Supplied records
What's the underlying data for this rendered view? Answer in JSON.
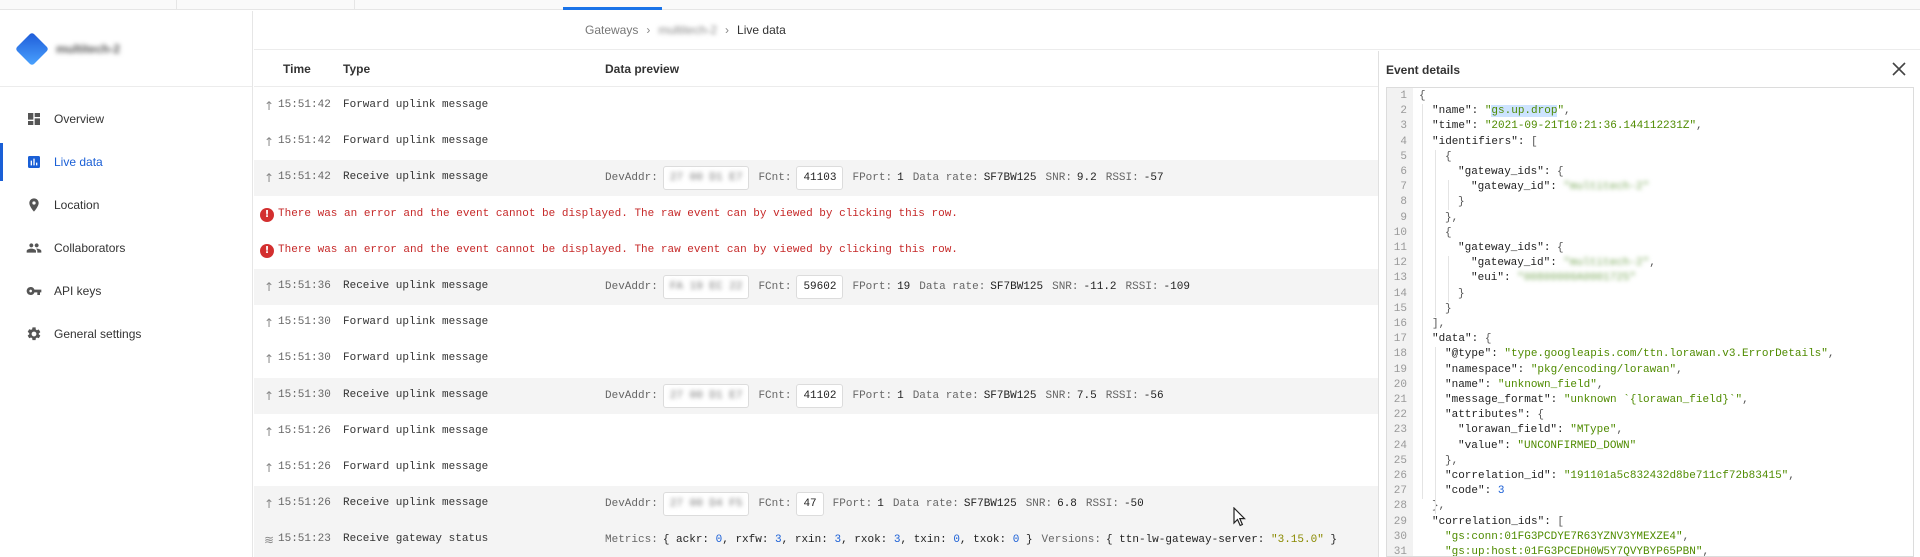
{
  "sidebar": {
    "brand_name": "multitech-2",
    "items": [
      {
        "label": "Overview",
        "icon": "dashboard-icon",
        "active": false
      },
      {
        "label": "Live data",
        "icon": "bar-chart-icon",
        "active": true
      },
      {
        "label": "Location",
        "icon": "location-pin-icon",
        "active": false
      },
      {
        "label": "Collaborators",
        "icon": "people-icon",
        "active": false
      },
      {
        "label": "API keys",
        "icon": "key-icon",
        "active": false
      },
      {
        "label": "General settings",
        "icon": "gear-icon",
        "active": false
      }
    ]
  },
  "breadcrumb": {
    "items": [
      "Gateways",
      "multitech-2",
      "Live data"
    ]
  },
  "table": {
    "headers": {
      "time": "Time",
      "type": "Type",
      "preview": "Data preview"
    },
    "rows": [
      {
        "kind": "event",
        "icon": "arrow-up-icon",
        "time": "15:51:42",
        "type": "Forward uplink message"
      },
      {
        "kind": "event",
        "icon": "arrow-up-icon",
        "time": "15:51:42",
        "type": "Forward uplink message"
      },
      {
        "kind": "uplink",
        "icon": "arrow-up-icon",
        "time": "15:51:42",
        "type": "Receive uplink message",
        "devaddr": "27 00 D1 E7",
        "fcnt": "41103",
        "fport": "1",
        "datarate": "SF7BW125",
        "snr": "9.2",
        "rssi": "-57"
      },
      {
        "kind": "error",
        "text": "There was an error and the event cannot be displayed. The raw event can by viewed by clicking this row."
      },
      {
        "kind": "error",
        "text": "There was an error and the event cannot be displayed. The raw event can by viewed by clicking this row."
      },
      {
        "kind": "uplink",
        "icon": "arrow-up-icon",
        "time": "15:51:36",
        "type": "Receive uplink message",
        "devaddr": "FA 19 EC 22",
        "fcnt": "59602",
        "fport": "19",
        "datarate": "SF7BW125",
        "snr": "-11.2",
        "rssi": "-109"
      },
      {
        "kind": "event",
        "icon": "arrow-up-icon",
        "time": "15:51:30",
        "type": "Forward uplink message"
      },
      {
        "kind": "event",
        "icon": "arrow-up-icon",
        "time": "15:51:30",
        "type": "Forward uplink message"
      },
      {
        "kind": "uplink",
        "icon": "arrow-up-icon",
        "time": "15:51:30",
        "type": "Receive uplink message",
        "devaddr": "27 00 D1 E7",
        "fcnt": "41102",
        "fport": "1",
        "datarate": "SF7BW125",
        "snr": "7.5",
        "rssi": "-56"
      },
      {
        "kind": "event",
        "icon": "arrow-up-icon",
        "time": "15:51:26",
        "type": "Forward uplink message"
      },
      {
        "kind": "event",
        "icon": "arrow-up-icon",
        "time": "15:51:26",
        "type": "Forward uplink message"
      },
      {
        "kind": "uplink",
        "icon": "arrow-up-icon",
        "time": "15:51:26",
        "type": "Receive uplink message",
        "devaddr": "27 00 D4 F5",
        "fcnt": "47",
        "fport": "1",
        "datarate": "SF7BW125",
        "snr": "6.8",
        "rssi": "-50"
      },
      {
        "kind": "status",
        "icon": "wifi-icon",
        "time": "15:51:23",
        "type": "Receive gateway status",
        "metrics": {
          "ackr": "0",
          "rxfw": "3",
          "rxin": "3",
          "rxok": "3",
          "txin": "0",
          "txok": "0"
        },
        "version_key": "ttn-lw-gateway-server",
        "version_value": "\"3.15.0\""
      }
    ],
    "labels": {
      "devaddr": "DevAddr:",
      "fcnt": "FCnt:",
      "fport": "FPort:",
      "datarate": "Data rate:",
      "snr": "SNR:",
      "rssi": "RSSI:",
      "metrics": "Metrics:",
      "versions": "Versions:"
    }
  },
  "event_details": {
    "title": "Event details",
    "lines": [
      {
        "n": "1",
        "indent": 0,
        "parts": [
          [
            "p",
            "{"
          ]
        ]
      },
      {
        "n": "2",
        "indent": 1,
        "parts": [
          [
            "k",
            "\"name\": "
          ],
          [
            "s",
            "\""
          ],
          [
            "hl",
            "gs.up.drop"
          ],
          [
            "s",
            "\""
          ],
          [
            "p",
            ","
          ]
        ]
      },
      {
        "n": "3",
        "indent": 1,
        "parts": [
          [
            "k",
            "\"time\": "
          ],
          [
            "s",
            "\"2021-09-21T10:21:36.144112231Z\""
          ],
          [
            "p",
            ","
          ]
        ]
      },
      {
        "n": "4",
        "indent": 1,
        "parts": [
          [
            "k",
            "\"identifiers\": "
          ],
          [
            "p",
            "["
          ]
        ]
      },
      {
        "n": "5",
        "indent": 2,
        "parts": [
          [
            "p",
            "{"
          ]
        ]
      },
      {
        "n": "6",
        "indent": 3,
        "parts": [
          [
            "k",
            "\"gateway_ids\": "
          ],
          [
            "p",
            "{"
          ]
        ]
      },
      {
        "n": "7",
        "indent": 4,
        "parts": [
          [
            "k",
            "\"gateway_id\": "
          ],
          [
            "bl",
            "\"multitech-2\""
          ]
        ]
      },
      {
        "n": "8",
        "indent": 3,
        "parts": [
          [
            "p",
            "}"
          ]
        ]
      },
      {
        "n": "9",
        "indent": 2,
        "parts": [
          [
            "p",
            "},"
          ]
        ]
      },
      {
        "n": "10",
        "indent": 2,
        "parts": [
          [
            "p",
            "{"
          ]
        ]
      },
      {
        "n": "11",
        "indent": 3,
        "parts": [
          [
            "k",
            "\"gateway_ids\": "
          ],
          [
            "p",
            "{"
          ]
        ]
      },
      {
        "n": "12",
        "indent": 4,
        "parts": [
          [
            "k",
            "\"gateway_id\": "
          ],
          [
            "bl",
            "\"multitech-2\""
          ],
          [
            "p",
            ","
          ]
        ]
      },
      {
        "n": "13",
        "indent": 4,
        "parts": [
          [
            "k",
            "\"eui\": "
          ],
          [
            "bl",
            "\"00800000A0001725\""
          ]
        ]
      },
      {
        "n": "14",
        "indent": 3,
        "parts": [
          [
            "p",
            "}"
          ]
        ]
      },
      {
        "n": "15",
        "indent": 2,
        "parts": [
          [
            "p",
            "}"
          ]
        ]
      },
      {
        "n": "16",
        "indent": 1,
        "parts": [
          [
            "p",
            "],"
          ]
        ]
      },
      {
        "n": "17",
        "indent": 1,
        "parts": [
          [
            "k",
            "\"data\": "
          ],
          [
            "p",
            "{"
          ]
        ]
      },
      {
        "n": "18",
        "indent": 2,
        "parts": [
          [
            "k",
            "\"@type\": "
          ],
          [
            "s",
            "\"type.googleapis.com/ttn.lorawan.v3.ErrorDetails\""
          ],
          [
            "p",
            ","
          ]
        ]
      },
      {
        "n": "19",
        "indent": 2,
        "parts": [
          [
            "k",
            "\"namespace\": "
          ],
          [
            "s",
            "\"pkg/encoding/lorawan\""
          ],
          [
            "p",
            ","
          ]
        ]
      },
      {
        "n": "20",
        "indent": 2,
        "parts": [
          [
            "k",
            "\"name\": "
          ],
          [
            "s",
            "\"unknown_field\""
          ],
          [
            "p",
            ","
          ]
        ]
      },
      {
        "n": "21",
        "indent": 2,
        "parts": [
          [
            "k",
            "\"message_format\": "
          ],
          [
            "s",
            "\"unknown `{lorawan_field}`\""
          ],
          [
            "p",
            ","
          ]
        ]
      },
      {
        "n": "22",
        "indent": 2,
        "parts": [
          [
            "k",
            "\"attributes\": "
          ],
          [
            "p",
            "{"
          ]
        ]
      },
      {
        "n": "23",
        "indent": 3,
        "parts": [
          [
            "k",
            "\"lorawan_field\": "
          ],
          [
            "s",
            "\"MType\""
          ],
          [
            "p",
            ","
          ]
        ]
      },
      {
        "n": "24",
        "indent": 3,
        "parts": [
          [
            "k",
            "\"value\": "
          ],
          [
            "s",
            "\"UNCONFIRMED_DOWN\""
          ]
        ]
      },
      {
        "n": "25",
        "indent": 2,
        "parts": [
          [
            "p",
            "},"
          ]
        ]
      },
      {
        "n": "26",
        "indent": 2,
        "parts": [
          [
            "k",
            "\"correlation_id\": "
          ],
          [
            "s",
            "\"191101a5c832432d8be711cf72b83415\""
          ],
          [
            "p",
            ","
          ]
        ]
      },
      {
        "n": "27",
        "indent": 2,
        "parts": [
          [
            "k",
            "\"code\": "
          ],
          [
            "n",
            "3"
          ]
        ]
      },
      {
        "n": "28",
        "indent": 1,
        "parts": [
          [
            "p",
            "},"
          ]
        ]
      },
      {
        "n": "29",
        "indent": 1,
        "parts": [
          [
            "k",
            "\"correlation_ids\": "
          ],
          [
            "p",
            "["
          ]
        ]
      },
      {
        "n": "30",
        "indent": 2,
        "parts": [
          [
            "s",
            "\"gs:conn:01FG3PCDYE7R63YZNV3YMEXZE4\""
          ],
          [
            "p",
            ","
          ]
        ]
      },
      {
        "n": "31",
        "indent": 2,
        "parts": [
          [
            "s",
            "\"gs:up:host:01FG3PCEDH0W5Y7QVYBYP65PBN\""
          ],
          [
            "p",
            ","
          ]
        ]
      }
    ]
  },
  "colors": {
    "accent": "#1a5fd6",
    "error": "#c62828",
    "json_string": "#4f8b00",
    "json_number": "#1a5fd6"
  }
}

Stated goal
In the entries above, identify every line with the string "status".

Reply
        "kind": "status",
        "type": "Receive gateway status",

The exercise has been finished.